[start]

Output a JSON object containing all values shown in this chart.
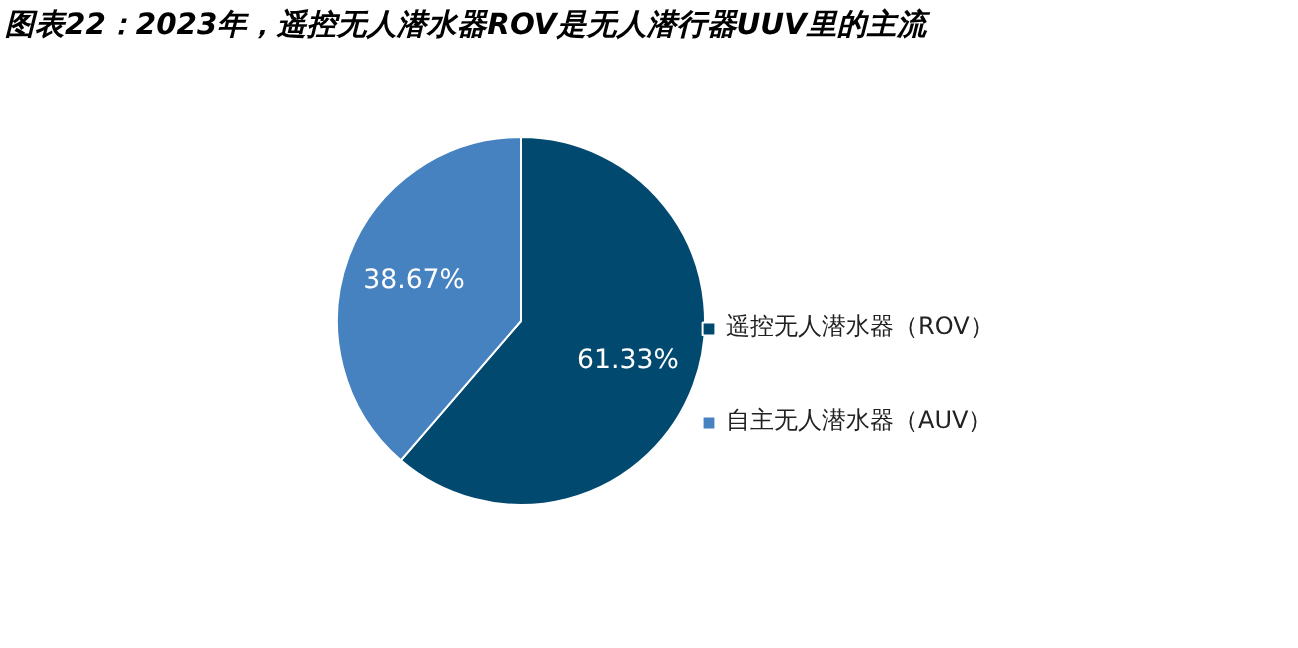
{
  "chart_data": {
    "type": "pie",
    "title": "图表22：2023年，遥控无人潜水器ROV是无人潜行器UUV里的主流",
    "categories": [
      "遥控无人潜水器（ROV）",
      "自主无人潜水器（AUV）"
    ],
    "values": [
      61.33,
      38.67
    ],
    "colors": [
      "#02496f",
      "#4681c0"
    ],
    "value_labels": [
      "61.33%",
      "38.67%"
    ],
    "legend": "right"
  }
}
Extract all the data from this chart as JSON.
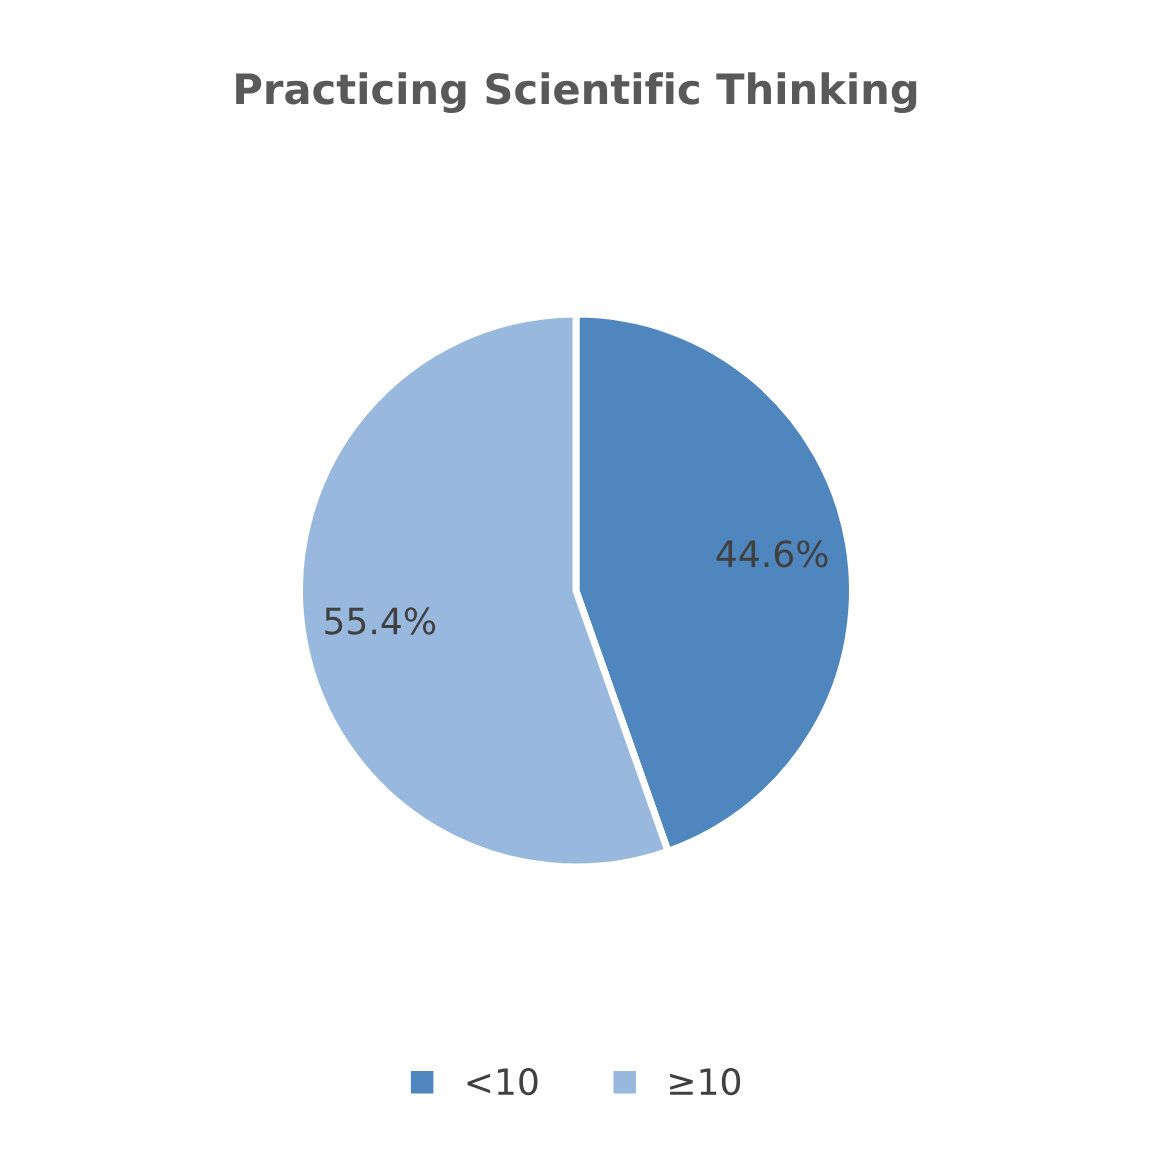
{
  "chart_data": {
    "type": "pie",
    "title": "Practicing Scientific Thinking",
    "categories": [
      "<10",
      "≥10"
    ],
    "values": [
      44.6,
      55.4
    ],
    "colors": [
      "#4f86bd",
      "#98b8de"
    ],
    "value_labels": [
      "44.6%",
      "55.4%"
    ],
    "legend": "bottom"
  }
}
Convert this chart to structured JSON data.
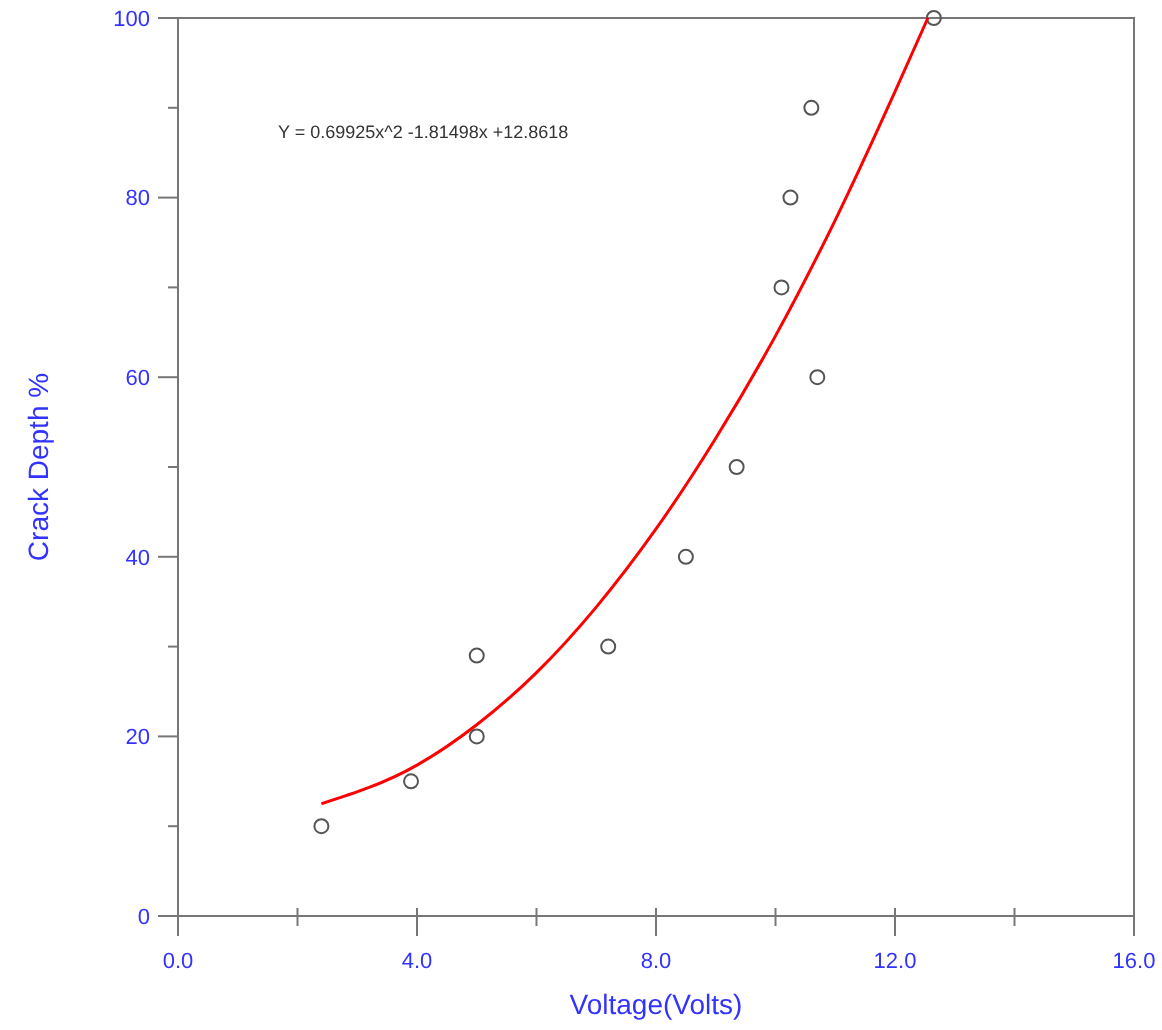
{
  "chart_data": {
    "type": "scatter",
    "xlabel": "Voltage(Volts)",
    "ylabel": "Crack Depth %",
    "xlim": [
      0,
      16
    ],
    "ylim": [
      0,
      100
    ],
    "xticks": [
      {
        "value": 0,
        "label": "0.0"
      },
      {
        "value": 2,
        "label": null
      },
      {
        "value": 4,
        "label": "4.0"
      },
      {
        "value": 6,
        "label": null
      },
      {
        "value": 8,
        "label": "8.0"
      },
      {
        "value": 10,
        "label": null
      },
      {
        "value": 12,
        "label": "12.0"
      },
      {
        "value": 14,
        "label": null
      },
      {
        "value": 16,
        "label": "16.0"
      }
    ],
    "yticks": [
      0,
      {
        "value": 10,
        "label": null
      },
      20,
      {
        "value": 30,
        "label": null
      },
      40,
      {
        "value": 50,
        "label": null
      },
      60,
      {
        "value": 70,
        "label": null
      },
      80,
      {
        "value": 90,
        "label": null
      },
      100
    ],
    "grid": false,
    "annotations": [
      "Y = 0.69925x^2 -1.81498x +12.8618"
    ],
    "series": [
      {
        "color": "#555555",
        "marker": "circle",
        "x": [
          2.4,
          3.9,
          5.0,
          5.0,
          7.2,
          8.5,
          9.35,
          10.1,
          10.25,
          10.6,
          10.7,
          12.65
        ],
        "values": [
          10,
          15,
          29,
          20,
          30,
          40,
          50,
          70,
          80,
          90,
          60,
          100
        ]
      },
      {
        "type": "line",
        "color": "#ff0000",
        "marker": "none",
        "line_style": "solid",
        "x": [
          2.4,
          4,
          5,
          6,
          7,
          8,
          9,
          10,
          11,
          12,
          12.55
        ],
        "values": [
          12.5,
          16.8,
          21.3,
          27.1,
          34.4,
          43.1,
          53.2,
          64.6,
          77.5,
          91.8,
          100
        ]
      }
    ]
  }
}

[end]

* Task brief:
Above are records with pictures; repeat the records exactly and leave the pictures out.

* Completed task:
Output a JSON object containing all values shown in this chart.
{
  "chart_data": {
    "type": "pie",
    "title": "图表22：2023年，遥控无人潜水器ROV是无人潜行器UUV里的主流",
    "categories": [
      "遥控无人潜水器（ROV）",
      "自主无人潜水器（AUV）"
    ],
    "values": [
      61.33,
      38.67
    ],
    "colors": [
      "#02496f",
      "#4681c0"
    ],
    "value_labels": [
      "61.33%",
      "38.67%"
    ],
    "legend": "right"
  }
}
Extract all the data from this chart as JSON.
{
  "chart_data": {
    "type": "pie",
    "title": "Practicing Scientific Thinking",
    "categories": [
      "<10",
      "≥10"
    ],
    "values": [
      44.6,
      55.4
    ],
    "colors": [
      "#4f86bd",
      "#98b8de"
    ],
    "value_labels": [
      "44.6%",
      "55.4%"
    ],
    "legend": "bottom"
  }
}
Convert this chart to structured JSON data.
{
  "chart_data": {
    "type": "scatter",
    "xlabel": "Voltage(Volts)",
    "ylabel": "Crack Depth %",
    "xlim": [
      0,
      16
    ],
    "ylim": [
      0,
      100
    ],
    "xticks": [
      {
        "value": 0,
        "label": "0.0"
      },
      {
        "value": 2,
        "label": null
      },
      {
        "value": 4,
        "label": "4.0"
      },
      {
        "value": 6,
        "label": null
      },
      {
        "value": 8,
        "label": "8.0"
      },
      {
        "value": 10,
        "label": null
      },
      {
        "value": 12,
        "label": "12.0"
      },
      {
        "value": 14,
        "label": null
      },
      {
        "value": 16,
        "label": "16.0"
      }
    ],
    "yticks": [
      0,
      {
        "value": 10,
        "label": null
      },
      20,
      {
        "value": 30,
        "label": null
      },
      40,
      {
        "value": 50,
        "label": null
      },
      60,
      {
        "value": 70,
        "label": null
      },
      80,
      {
        "value": 90,
        "label": null
      },
      100
    ],
    "grid": false,
    "annotations": [
      "Y = 0.69925x^2 -1.81498x +12.8618"
    ],
    "series": [
      {
        "color": "#555555",
        "marker": "circle",
        "x": [
          2.4,
          3.9,
          5.0,
          5.0,
          7.2,
          8.5,
          9.35,
          10.1,
          10.25,
          10.6,
          10.7,
          12.65
        ],
        "values": [
          10,
          15,
          29,
          20,
          30,
          40,
          50,
          70,
          80,
          90,
          60,
          100
        ]
      },
      {
        "type": "line",
        "color": "#ff0000",
        "marker": "none",
        "line_style": "solid",
        "x": [
          2.4,
          4,
          5,
          6,
          7,
          8,
          9,
          10,
          11,
          12,
          12.55
        ],
        "values": [
          12.5,
          16.8,
          21.3,
          27.1,
          34.4,
          43.1,
          53.2,
          64.6,
          77.5,
          91.8,
          100
        ]
      }
    ]
  }
}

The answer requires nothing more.